[GIVEN INFORMATION start]

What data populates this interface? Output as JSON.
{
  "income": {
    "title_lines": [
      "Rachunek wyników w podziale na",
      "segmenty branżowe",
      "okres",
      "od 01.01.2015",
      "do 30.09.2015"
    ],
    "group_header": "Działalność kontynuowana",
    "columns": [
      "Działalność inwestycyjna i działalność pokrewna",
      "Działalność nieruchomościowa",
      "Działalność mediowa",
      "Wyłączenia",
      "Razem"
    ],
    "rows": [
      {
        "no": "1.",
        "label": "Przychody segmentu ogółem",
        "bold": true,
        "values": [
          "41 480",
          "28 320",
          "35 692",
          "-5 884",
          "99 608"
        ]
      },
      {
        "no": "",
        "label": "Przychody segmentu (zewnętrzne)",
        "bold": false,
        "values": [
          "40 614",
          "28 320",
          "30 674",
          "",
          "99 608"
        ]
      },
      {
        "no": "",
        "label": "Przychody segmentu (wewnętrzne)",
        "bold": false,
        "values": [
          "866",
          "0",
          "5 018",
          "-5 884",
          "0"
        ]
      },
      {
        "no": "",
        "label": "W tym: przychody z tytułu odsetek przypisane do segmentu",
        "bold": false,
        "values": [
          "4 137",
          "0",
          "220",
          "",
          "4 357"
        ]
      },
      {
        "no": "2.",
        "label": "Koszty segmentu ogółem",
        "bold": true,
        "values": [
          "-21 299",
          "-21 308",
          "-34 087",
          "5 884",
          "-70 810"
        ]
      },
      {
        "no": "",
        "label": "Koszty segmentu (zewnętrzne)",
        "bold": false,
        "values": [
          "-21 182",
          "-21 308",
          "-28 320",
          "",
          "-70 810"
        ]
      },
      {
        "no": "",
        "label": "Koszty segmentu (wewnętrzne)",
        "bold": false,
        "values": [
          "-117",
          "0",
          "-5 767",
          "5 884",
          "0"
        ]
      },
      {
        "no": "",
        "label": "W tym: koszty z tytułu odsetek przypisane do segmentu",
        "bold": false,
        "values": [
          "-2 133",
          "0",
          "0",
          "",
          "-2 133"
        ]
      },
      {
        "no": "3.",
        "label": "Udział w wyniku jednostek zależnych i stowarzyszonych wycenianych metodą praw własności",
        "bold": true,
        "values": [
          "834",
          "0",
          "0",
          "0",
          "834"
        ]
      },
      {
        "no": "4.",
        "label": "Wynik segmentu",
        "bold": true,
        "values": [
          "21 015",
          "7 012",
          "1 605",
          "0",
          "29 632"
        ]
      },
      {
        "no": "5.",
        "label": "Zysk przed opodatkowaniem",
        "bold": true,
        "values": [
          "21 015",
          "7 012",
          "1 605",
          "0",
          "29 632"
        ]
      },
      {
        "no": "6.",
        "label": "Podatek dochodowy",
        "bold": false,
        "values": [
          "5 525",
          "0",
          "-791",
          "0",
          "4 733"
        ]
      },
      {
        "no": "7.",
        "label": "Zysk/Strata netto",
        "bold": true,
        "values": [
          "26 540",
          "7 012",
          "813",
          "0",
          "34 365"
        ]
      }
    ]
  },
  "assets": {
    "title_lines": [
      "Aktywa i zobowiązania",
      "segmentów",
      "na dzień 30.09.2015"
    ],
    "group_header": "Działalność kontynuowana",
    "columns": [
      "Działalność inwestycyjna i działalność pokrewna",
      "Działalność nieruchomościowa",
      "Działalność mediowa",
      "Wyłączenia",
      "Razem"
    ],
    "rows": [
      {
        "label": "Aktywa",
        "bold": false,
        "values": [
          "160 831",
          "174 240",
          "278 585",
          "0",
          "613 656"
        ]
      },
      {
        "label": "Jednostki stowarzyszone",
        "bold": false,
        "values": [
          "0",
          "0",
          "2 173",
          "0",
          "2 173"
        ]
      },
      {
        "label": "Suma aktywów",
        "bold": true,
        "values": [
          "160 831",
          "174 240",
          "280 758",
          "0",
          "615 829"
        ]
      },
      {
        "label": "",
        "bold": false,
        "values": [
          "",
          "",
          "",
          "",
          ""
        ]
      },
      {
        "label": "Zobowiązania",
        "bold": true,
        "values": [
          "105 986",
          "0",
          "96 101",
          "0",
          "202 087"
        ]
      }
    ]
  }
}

[GIVEN INFORMATION end]

**STATED EXERCISE**
Each line of the material above must be retyped precisely.

**ANSWER TO THE TASK**
What data populates this interface? Output as JSON.
{
  "income": {
    "title_lines": [
      "Rachunek wyników w podziale na",
      "segmenty branżowe",
      "okres",
      "od 01.01.2015",
      "do 30.09.2015"
    ],
    "group_header": "Działalność kontynuowana",
    "columns": [
      "Działalność inwestycyjna i działalność pokrewna",
      "Działalność nieruchomościowa",
      "Działalność mediowa",
      "Wyłączenia",
      "Razem"
    ],
    "rows": [
      {
        "no": "1.",
        "label": "Przychody segmentu ogółem",
        "bold": true,
        "values": [
          "41 480",
          "28 320",
          "35 692",
          "-5 884",
          "99 608"
        ]
      },
      {
        "no": "",
        "label": "Przychody segmentu (zewnętrzne)",
        "bold": false,
        "values": [
          "40 614",
          "28 320",
          "30 674",
          "",
          "99 608"
        ]
      },
      {
        "no": "",
        "label": "Przychody segmentu (wewnętrzne)",
        "bold": false,
        "values": [
          "866",
          "0",
          "5 018",
          "-5 884",
          "0"
        ]
      },
      {
        "no": "",
        "label": "W tym: przychody z tytułu odsetek przypisane do segmentu",
        "bold": false,
        "values": [
          "4 137",
          "0",
          "220",
          "",
          "4 357"
        ]
      },
      {
        "no": "2.",
        "label": "Koszty segmentu ogółem",
        "bold": true,
        "values": [
          "-21 299",
          "-21 308",
          "-34 087",
          "5 884",
          "-70 810"
        ]
      },
      {
        "no": "",
        "label": "Koszty segmentu (zewnętrzne)",
        "bold": false,
        "values": [
          "-21 182",
          "-21 308",
          "-28 320",
          "",
          "-70 810"
        ]
      },
      {
        "no": "",
        "label": "Koszty segmentu (wewnętrzne)",
        "bold": false,
        "values": [
          "-117",
          "0",
          "-5 767",
          "5 884",
          "0"
        ]
      },
      {
        "no": "",
        "label": "W tym: koszty z tytułu odsetek przypisane do segmentu",
        "bold": false,
        "values": [
          "-2 133",
          "0",
          "0",
          "",
          "-2 133"
        ]
      },
      {
        "no": "3.",
        "label": "Udział w wyniku jednostek zależnych i stowarzyszonych wycenianych metodą praw własności",
        "bold": true,
        "values": [
          "834",
          "0",
          "0",
          "0",
          "834"
        ]
      },
      {
        "no": "4.",
        "label": "Wynik segmentu",
        "bold": true,
        "values": [
          "21 015",
          "7 012",
          "1 605",
          "0",
          "29 632"
        ]
      },
      {
        "no": "5.",
        "label": "Zysk przed opodatkowaniem",
        "bold": true,
        "values": [
          "21 015",
          "7 012",
          "1 605",
          "0",
          "29 632"
        ]
      },
      {
        "no": "6.",
        "label": "Podatek dochodowy",
        "bold": false,
        "values": [
          "5 525",
          "0",
          "-791",
          "0",
          "4 733"
        ]
      },
      {
        "no": "7.",
        "label": "Zysk/Strata netto",
        "bold": true,
        "values": [
          "26 540",
          "7 012",
          "813",
          "0",
          "34 365"
        ]
      }
    ]
  },
  "assets": {
    "title_lines": [
      "Aktywa i zobowiązania",
      "segmentów",
      "na dzień 30.09.2015"
    ],
    "group_header": "Działalność kontynuowana",
    "columns": [
      "Działalność inwestycyjna i działalność pokrewna",
      "Działalność nieruchomościowa",
      "Działalność mediowa",
      "Wyłączenia",
      "Razem"
    ],
    "rows": [
      {
        "label": "Aktywa",
        "bold": false,
        "values": [
          "160 831",
          "174 240",
          "278 585",
          "0",
          "613 656"
        ]
      },
      {
        "label": "Jednostki stowarzyszone",
        "bold": false,
        "values": [
          "0",
          "0",
          "2 173",
          "0",
          "2 173"
        ]
      },
      {
        "label": "Suma aktywów",
        "bold": true,
        "values": [
          "160 831",
          "174 240",
          "280 758",
          "0",
          "615 829"
        ]
      },
      {
        "label": "",
        "bold": false,
        "values": [
          "",
          "",
          "",
          "",
          ""
        ]
      },
      {
        "label": "Zobowiązania",
        "bold": true,
        "values": [
          "105 986",
          "0",
          "96 101",
          "0",
          "202 087"
        ]
      }
    ]
  }
}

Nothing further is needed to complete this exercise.